Records from a collection of figures:
============

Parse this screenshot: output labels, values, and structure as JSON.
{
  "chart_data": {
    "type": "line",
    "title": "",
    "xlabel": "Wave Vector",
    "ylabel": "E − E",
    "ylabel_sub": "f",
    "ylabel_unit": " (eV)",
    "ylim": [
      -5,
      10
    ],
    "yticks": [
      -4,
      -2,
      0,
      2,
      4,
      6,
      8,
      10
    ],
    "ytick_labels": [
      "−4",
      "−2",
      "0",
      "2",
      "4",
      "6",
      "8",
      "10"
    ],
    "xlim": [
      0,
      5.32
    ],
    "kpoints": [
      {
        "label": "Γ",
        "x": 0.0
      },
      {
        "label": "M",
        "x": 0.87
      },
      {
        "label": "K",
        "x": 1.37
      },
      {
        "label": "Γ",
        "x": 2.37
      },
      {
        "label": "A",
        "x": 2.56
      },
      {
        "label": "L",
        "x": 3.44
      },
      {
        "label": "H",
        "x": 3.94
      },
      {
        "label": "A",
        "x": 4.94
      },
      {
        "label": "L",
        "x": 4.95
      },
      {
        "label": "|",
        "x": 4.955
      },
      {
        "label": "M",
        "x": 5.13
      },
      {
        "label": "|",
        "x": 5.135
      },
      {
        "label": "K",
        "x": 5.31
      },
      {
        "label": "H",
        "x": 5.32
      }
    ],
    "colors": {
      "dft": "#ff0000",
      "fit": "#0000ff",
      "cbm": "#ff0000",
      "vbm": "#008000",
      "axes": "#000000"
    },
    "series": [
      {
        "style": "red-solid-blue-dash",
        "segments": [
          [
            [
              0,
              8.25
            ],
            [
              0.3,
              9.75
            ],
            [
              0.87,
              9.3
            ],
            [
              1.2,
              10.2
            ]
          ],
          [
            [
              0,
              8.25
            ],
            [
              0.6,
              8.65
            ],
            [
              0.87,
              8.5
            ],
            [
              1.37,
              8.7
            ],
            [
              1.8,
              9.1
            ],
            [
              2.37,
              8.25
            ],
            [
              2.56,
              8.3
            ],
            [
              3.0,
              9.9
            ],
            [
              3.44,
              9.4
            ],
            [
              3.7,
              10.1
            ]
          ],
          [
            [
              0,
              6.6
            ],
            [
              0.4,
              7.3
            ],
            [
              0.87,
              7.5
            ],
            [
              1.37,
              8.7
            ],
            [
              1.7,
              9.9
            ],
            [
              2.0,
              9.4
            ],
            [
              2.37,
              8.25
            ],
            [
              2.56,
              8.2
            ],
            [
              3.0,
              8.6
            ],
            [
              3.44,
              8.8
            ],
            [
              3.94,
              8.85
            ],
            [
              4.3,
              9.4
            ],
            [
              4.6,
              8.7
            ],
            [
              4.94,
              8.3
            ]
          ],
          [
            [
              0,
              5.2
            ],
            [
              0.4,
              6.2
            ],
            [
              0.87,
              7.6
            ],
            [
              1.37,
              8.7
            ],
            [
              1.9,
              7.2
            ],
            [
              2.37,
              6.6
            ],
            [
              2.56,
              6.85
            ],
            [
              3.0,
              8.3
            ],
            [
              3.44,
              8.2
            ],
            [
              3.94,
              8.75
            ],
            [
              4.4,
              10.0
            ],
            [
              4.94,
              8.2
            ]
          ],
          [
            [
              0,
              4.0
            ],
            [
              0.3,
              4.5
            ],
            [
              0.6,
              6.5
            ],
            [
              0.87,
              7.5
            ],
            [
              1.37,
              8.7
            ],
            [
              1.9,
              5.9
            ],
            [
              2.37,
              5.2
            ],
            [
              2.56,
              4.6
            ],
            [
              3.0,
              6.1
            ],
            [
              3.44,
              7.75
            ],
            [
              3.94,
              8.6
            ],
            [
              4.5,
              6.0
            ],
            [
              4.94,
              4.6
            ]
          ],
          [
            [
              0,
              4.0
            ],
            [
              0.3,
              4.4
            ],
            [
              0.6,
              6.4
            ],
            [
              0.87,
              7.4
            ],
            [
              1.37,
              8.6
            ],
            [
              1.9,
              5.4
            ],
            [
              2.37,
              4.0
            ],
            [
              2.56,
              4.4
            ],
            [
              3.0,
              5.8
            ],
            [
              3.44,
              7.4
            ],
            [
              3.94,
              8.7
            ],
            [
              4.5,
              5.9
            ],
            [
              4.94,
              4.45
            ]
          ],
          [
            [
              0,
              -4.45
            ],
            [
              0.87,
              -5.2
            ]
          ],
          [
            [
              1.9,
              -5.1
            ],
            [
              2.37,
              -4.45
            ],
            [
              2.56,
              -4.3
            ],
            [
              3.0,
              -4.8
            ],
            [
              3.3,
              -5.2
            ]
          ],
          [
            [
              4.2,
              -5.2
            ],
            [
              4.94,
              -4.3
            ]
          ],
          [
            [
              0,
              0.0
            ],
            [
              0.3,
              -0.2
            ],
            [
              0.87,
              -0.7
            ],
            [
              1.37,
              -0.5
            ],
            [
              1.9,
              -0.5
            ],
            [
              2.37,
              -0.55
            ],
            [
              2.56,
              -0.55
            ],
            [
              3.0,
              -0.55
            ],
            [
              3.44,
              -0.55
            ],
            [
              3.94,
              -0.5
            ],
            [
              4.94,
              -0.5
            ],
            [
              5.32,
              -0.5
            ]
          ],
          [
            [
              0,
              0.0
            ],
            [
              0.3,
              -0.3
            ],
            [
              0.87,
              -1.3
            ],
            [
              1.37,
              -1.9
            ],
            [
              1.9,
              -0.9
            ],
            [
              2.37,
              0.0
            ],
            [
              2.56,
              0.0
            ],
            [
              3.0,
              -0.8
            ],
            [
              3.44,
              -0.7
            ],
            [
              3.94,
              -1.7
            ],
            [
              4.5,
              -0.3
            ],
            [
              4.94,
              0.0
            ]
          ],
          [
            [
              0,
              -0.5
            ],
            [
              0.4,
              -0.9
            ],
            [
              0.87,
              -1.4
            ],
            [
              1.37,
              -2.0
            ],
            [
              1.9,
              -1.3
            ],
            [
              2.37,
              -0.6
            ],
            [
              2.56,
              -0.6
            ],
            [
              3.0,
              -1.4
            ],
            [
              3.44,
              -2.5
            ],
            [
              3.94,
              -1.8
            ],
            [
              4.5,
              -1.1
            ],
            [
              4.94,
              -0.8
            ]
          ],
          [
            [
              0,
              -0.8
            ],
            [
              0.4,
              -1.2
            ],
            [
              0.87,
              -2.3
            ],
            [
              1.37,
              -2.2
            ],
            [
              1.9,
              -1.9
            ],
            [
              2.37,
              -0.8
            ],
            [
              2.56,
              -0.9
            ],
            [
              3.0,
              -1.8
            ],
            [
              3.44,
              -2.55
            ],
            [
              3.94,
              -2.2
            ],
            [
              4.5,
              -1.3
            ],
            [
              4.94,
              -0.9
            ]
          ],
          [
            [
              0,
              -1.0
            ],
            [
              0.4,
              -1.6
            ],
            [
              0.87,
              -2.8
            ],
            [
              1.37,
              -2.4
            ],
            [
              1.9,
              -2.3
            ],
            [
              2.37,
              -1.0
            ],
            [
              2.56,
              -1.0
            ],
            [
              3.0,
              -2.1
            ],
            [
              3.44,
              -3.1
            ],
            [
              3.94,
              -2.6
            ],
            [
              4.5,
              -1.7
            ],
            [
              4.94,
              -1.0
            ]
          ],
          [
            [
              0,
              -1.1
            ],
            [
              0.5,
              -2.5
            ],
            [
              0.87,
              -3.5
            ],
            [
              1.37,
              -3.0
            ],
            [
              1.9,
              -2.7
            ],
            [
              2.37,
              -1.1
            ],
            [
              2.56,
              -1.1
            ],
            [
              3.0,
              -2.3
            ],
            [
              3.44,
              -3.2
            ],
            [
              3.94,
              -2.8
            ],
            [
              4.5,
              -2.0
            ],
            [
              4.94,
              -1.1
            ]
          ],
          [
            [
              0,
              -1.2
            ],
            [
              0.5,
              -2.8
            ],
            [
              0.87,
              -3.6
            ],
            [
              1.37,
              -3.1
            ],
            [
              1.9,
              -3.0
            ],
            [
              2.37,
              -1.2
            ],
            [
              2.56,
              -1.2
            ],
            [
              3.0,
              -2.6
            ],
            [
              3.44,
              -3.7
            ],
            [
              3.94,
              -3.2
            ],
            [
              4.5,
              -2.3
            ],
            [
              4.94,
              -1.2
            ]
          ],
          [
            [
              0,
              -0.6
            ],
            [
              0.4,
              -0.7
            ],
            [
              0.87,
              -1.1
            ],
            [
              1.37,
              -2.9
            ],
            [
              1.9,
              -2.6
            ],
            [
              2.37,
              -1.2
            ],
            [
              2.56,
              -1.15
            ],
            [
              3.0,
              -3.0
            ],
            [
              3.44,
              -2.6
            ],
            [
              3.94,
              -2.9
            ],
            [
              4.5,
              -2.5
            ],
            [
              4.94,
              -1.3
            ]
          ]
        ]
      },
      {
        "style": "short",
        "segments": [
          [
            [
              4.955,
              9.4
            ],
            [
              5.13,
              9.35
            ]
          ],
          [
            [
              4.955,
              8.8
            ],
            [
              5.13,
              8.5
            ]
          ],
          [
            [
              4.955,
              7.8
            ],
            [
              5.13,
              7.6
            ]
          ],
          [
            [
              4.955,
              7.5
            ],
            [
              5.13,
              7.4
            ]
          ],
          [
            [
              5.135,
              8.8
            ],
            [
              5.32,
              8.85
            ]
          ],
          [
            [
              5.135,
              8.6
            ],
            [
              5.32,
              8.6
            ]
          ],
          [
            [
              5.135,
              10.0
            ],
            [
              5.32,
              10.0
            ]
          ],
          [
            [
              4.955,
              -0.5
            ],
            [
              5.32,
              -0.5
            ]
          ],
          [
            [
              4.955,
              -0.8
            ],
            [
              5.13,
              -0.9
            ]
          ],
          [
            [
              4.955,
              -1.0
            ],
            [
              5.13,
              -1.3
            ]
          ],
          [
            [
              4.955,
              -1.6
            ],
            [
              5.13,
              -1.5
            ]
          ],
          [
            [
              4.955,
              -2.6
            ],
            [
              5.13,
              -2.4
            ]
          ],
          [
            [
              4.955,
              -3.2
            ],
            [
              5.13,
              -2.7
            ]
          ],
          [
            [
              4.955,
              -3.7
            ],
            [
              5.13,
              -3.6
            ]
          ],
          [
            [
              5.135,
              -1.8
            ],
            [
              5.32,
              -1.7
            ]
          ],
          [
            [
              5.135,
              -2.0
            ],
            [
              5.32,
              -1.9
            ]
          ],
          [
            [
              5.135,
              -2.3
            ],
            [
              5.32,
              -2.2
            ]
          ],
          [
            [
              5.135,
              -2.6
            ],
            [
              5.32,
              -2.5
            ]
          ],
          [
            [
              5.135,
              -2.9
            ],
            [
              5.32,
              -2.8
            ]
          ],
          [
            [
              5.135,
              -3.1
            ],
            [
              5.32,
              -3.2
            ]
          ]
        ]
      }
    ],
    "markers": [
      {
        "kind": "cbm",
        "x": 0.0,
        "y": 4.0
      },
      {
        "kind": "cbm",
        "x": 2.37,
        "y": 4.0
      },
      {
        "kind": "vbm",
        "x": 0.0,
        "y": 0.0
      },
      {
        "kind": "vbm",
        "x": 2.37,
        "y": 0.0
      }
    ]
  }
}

============

» **Short problem**
Gather all lines with the string "style" from the data.

» **Problem solution**
        "style": "red-solid-blue-dash",
        "style": "short",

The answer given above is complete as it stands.